What you will do
Set down the data below without change, skipping the pictures it holds.

Information supplied
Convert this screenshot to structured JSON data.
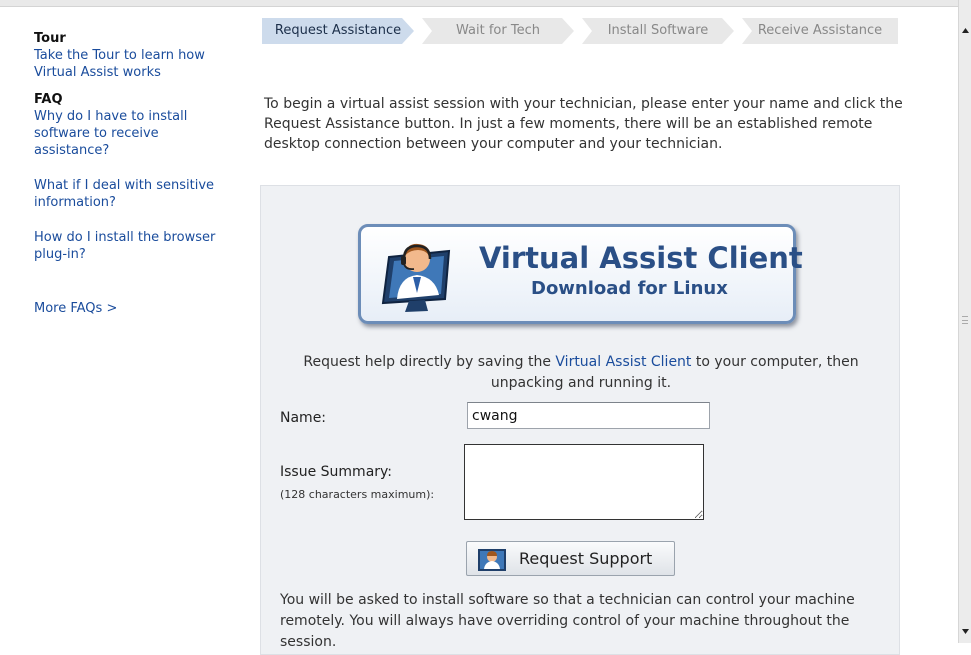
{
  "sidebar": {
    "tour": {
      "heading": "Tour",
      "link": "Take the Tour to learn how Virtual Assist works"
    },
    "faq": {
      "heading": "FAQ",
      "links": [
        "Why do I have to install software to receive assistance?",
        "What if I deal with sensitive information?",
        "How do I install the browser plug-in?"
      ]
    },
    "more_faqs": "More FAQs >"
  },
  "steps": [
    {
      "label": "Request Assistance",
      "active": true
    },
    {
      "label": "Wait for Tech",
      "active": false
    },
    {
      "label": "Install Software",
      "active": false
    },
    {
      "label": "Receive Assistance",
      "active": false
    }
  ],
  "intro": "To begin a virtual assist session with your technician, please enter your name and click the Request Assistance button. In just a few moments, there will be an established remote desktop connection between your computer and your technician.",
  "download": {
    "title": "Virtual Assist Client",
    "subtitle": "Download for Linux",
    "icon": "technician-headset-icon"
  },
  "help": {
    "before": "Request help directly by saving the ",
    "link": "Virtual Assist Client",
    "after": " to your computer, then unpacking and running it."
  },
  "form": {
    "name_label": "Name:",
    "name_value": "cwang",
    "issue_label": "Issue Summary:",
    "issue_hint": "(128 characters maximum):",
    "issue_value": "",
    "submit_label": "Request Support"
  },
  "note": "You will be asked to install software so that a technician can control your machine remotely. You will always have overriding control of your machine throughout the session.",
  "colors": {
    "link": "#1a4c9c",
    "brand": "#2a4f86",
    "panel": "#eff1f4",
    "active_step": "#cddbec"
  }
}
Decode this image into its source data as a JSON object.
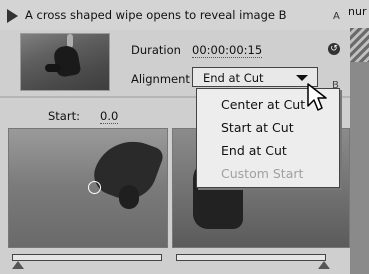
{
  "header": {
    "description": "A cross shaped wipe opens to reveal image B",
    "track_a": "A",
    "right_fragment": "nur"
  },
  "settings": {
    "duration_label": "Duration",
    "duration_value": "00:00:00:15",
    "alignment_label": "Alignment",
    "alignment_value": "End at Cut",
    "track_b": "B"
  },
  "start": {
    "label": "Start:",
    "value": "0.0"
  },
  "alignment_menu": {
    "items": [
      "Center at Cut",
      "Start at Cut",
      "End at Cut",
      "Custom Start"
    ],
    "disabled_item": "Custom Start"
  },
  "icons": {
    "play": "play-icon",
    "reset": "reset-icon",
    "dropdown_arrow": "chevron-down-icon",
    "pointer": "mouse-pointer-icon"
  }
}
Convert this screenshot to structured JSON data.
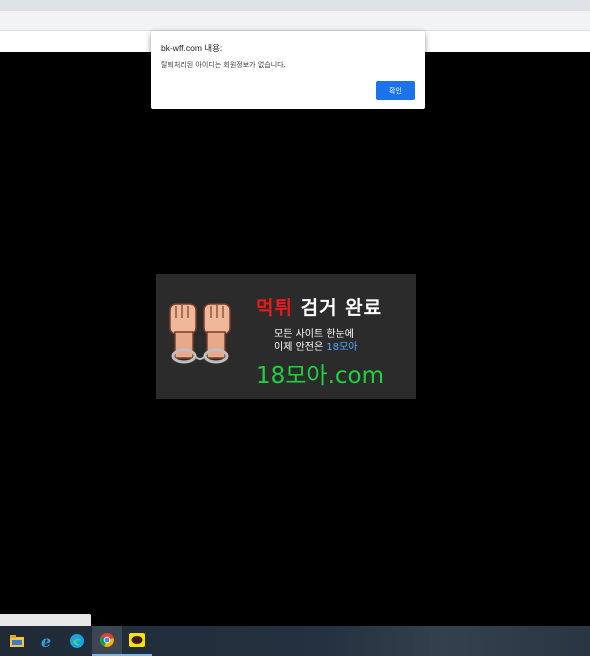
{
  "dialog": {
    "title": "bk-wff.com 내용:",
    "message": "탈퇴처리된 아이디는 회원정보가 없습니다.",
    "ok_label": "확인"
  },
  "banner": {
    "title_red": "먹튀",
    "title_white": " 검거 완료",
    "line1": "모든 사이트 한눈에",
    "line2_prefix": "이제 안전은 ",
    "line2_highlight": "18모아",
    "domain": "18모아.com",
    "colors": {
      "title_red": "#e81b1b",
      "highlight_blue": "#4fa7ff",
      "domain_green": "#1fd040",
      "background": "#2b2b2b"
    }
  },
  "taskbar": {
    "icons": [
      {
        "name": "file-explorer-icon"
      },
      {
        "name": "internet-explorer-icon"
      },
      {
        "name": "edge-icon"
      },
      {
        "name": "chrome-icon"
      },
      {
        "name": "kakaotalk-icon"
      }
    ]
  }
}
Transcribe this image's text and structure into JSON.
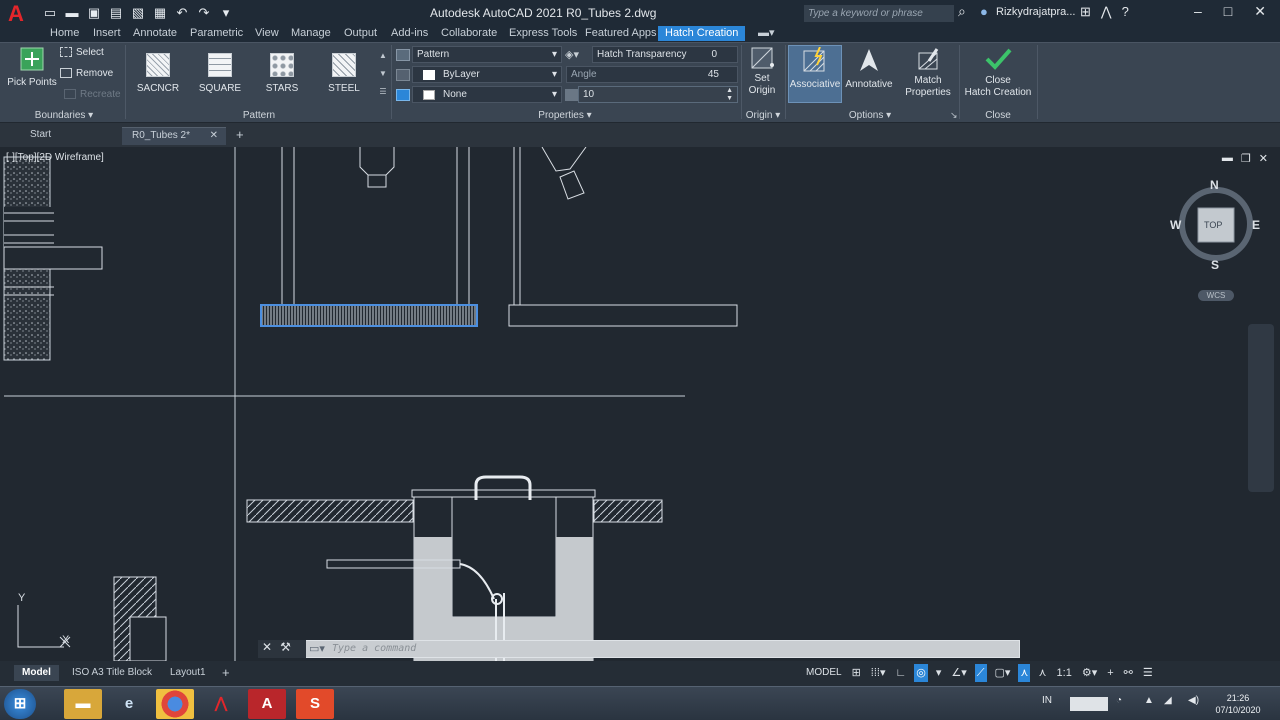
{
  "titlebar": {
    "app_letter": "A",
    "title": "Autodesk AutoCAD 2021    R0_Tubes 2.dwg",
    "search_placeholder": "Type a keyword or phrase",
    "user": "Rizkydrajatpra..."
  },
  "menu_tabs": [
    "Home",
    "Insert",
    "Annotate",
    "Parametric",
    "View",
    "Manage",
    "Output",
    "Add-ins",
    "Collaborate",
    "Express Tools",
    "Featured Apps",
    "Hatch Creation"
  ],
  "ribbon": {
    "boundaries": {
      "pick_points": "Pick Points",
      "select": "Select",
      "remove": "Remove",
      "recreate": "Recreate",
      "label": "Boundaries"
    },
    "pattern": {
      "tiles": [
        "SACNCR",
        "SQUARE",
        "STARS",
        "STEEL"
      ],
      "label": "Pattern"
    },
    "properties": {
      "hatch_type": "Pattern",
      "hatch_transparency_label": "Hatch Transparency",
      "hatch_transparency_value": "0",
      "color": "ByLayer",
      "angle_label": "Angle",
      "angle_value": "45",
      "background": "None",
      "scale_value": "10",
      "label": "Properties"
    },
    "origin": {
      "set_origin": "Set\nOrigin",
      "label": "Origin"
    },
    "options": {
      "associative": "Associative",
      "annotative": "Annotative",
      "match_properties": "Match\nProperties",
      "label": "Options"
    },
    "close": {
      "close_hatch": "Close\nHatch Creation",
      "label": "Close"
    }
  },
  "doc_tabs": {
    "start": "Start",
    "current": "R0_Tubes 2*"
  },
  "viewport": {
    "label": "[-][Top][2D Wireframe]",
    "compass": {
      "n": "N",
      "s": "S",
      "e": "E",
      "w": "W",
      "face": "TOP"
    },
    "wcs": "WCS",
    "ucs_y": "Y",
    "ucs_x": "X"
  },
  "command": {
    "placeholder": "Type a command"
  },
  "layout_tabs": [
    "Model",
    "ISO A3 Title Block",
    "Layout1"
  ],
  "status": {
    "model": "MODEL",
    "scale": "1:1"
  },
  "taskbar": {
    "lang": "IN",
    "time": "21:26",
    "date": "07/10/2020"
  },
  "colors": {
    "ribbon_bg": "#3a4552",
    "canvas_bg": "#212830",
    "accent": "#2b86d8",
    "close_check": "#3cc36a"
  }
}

Response to this task
Convert this screenshot to structured JSON data.
{
  "sidebar": {
    "tour": {
      "heading": "Tour",
      "link": "Take the Tour to learn how Virtual Assist works"
    },
    "faq": {
      "heading": "FAQ",
      "links": [
        "Why do I have to install software to receive assistance?",
        "What if I deal with sensitive information?",
        "How do I install the browser plug-in?"
      ]
    },
    "more_faqs": "More FAQs >"
  },
  "steps": [
    {
      "label": "Request Assistance",
      "active": true
    },
    {
      "label": "Wait for Tech",
      "active": false
    },
    {
      "label": "Install Software",
      "active": false
    },
    {
      "label": "Receive Assistance",
      "active": false
    }
  ],
  "intro": "To begin a virtual assist session with your technician, please enter your name and click the Request Assistance button. In just a few moments, there will be an established remote desktop connection between your computer and your technician.",
  "download": {
    "title": "Virtual Assist Client",
    "subtitle": "Download for Linux",
    "icon": "technician-headset-icon"
  },
  "help": {
    "before": "Request help directly by saving the ",
    "link": "Virtual Assist Client",
    "after": " to your computer, then unpacking and running it."
  },
  "form": {
    "name_label": "Name:",
    "name_value": "cwang",
    "issue_label": "Issue Summary:",
    "issue_hint": "(128 characters maximum):",
    "issue_value": "",
    "submit_label": "Request Support"
  },
  "note": "You will be asked to install software so that a technician can control your machine remotely. You will always have overriding control of your machine throughout the session.",
  "colors": {
    "link": "#1a4c9c",
    "brand": "#2a4f86",
    "panel": "#eff1f4",
    "active_step": "#cddbec"
  }
}
Decode this image into its source data as a JSON object.
{
  "header": {
    "description": "A cross shaped wipe opens to reveal image B",
    "track_a": "A",
    "right_fragment": "nur"
  },
  "settings": {
    "duration_label": "Duration",
    "duration_value": "00:00:00:15",
    "alignment_label": "Alignment",
    "alignment_value": "End at Cut",
    "track_b": "B"
  },
  "start": {
    "label": "Start:",
    "value": "0.0"
  },
  "alignment_menu": {
    "items": [
      "Center at Cut",
      "Start at Cut",
      "End at Cut",
      "Custom Start"
    ],
    "disabled_item": "Custom Start"
  },
  "icons": {
    "play": "play-icon",
    "reset": "reset-icon",
    "dropdown_arrow": "chevron-down-icon",
    "pointer": "mouse-pointer-icon"
  }
}
Convert this screenshot to structured JSON data.
{
  "dialog": {
    "title": "bk-wff.com 내용:",
    "message": "탈퇴처리된 아이디는 회원정보가 없습니다.",
    "ok_label": "확인"
  },
  "banner": {
    "title_red": "먹튀",
    "title_white": " 검거 완료",
    "line1": "모든 사이트 한눈에",
    "line2_prefix": "이제 안전은 ",
    "line2_highlight": "18모아",
    "domain": "18모아.com",
    "colors": {
      "title_red": "#e81b1b",
      "highlight_blue": "#4fa7ff",
      "domain_green": "#1fd040",
      "background": "#2b2b2b"
    }
  },
  "taskbar": {
    "icons": [
      {
        "name": "file-explorer-icon"
      },
      {
        "name": "internet-explorer-icon"
      },
      {
        "name": "edge-icon"
      },
      {
        "name": "chrome-icon"
      },
      {
        "name": "kakaotalk-icon"
      }
    ]
  }
}
Transcribe this image's text and structure into JSON.
{
  "titlebar": {
    "app_letter": "A",
    "title": "Autodesk AutoCAD 2021    R0_Tubes 2.dwg",
    "search_placeholder": "Type a keyword or phrase",
    "user": "Rizkydrajatpra..."
  },
  "menu_tabs": [
    "Home",
    "Insert",
    "Annotate",
    "Parametric",
    "View",
    "Manage",
    "Output",
    "Add-ins",
    "Collaborate",
    "Express Tools",
    "Featured Apps",
    "Hatch Creation"
  ],
  "ribbon": {
    "boundaries": {
      "pick_points": "Pick Points",
      "select": "Select",
      "remove": "Remove",
      "recreate": "Recreate",
      "label": "Boundaries"
    },
    "pattern": {
      "tiles": [
        "SACNCR",
        "SQUARE",
        "STARS",
        "STEEL"
      ],
      "label": "Pattern"
    },
    "properties": {
      "hatch_type": "Pattern",
      "hatch_transparency_label": "Hatch Transparency",
      "hatch_transparency_value": "0",
      "color": "ByLayer",
      "angle_label": "Angle",
      "angle_value": "45",
      "background": "None",
      "scale_value": "10",
      "label": "Properties"
    },
    "origin": {
      "set_origin": "Set\nOrigin",
      "label": "Origin"
    },
    "options": {
      "associative": "Associative",
      "annotative": "Annotative",
      "match_properties": "Match\nProperties",
      "label": "Options"
    },
    "close": {
      "close_hatch": "Close\nHatch Creation",
      "label": "Close"
    }
  },
  "doc_tabs": {
    "start": "Start",
    "current": "R0_Tubes 2*"
  },
  "viewport": {
    "label": "[-][Top][2D Wireframe]",
    "compass": {
      "n": "N",
      "s": "S",
      "e": "E",
      "w": "W",
      "face": "TOP"
    },
    "wcs": "WCS",
    "ucs_y": "Y",
    "ucs_x": "X"
  },
  "command": {
    "placeholder": "Type a command"
  },
  "layout_tabs": [
    "Model",
    "ISO A3 Title Block",
    "Layout1"
  ],
  "status": {
    "model": "MODEL",
    "scale": "1:1"
  },
  "taskbar": {
    "lang": "IN",
    "time": "21:26",
    "date": "07/10/2020"
  },
  "colors": {
    "ribbon_bg": "#3a4552",
    "canvas_bg": "#212830",
    "accent": "#2b86d8",
    "close_check": "#3cc36a"
  }
}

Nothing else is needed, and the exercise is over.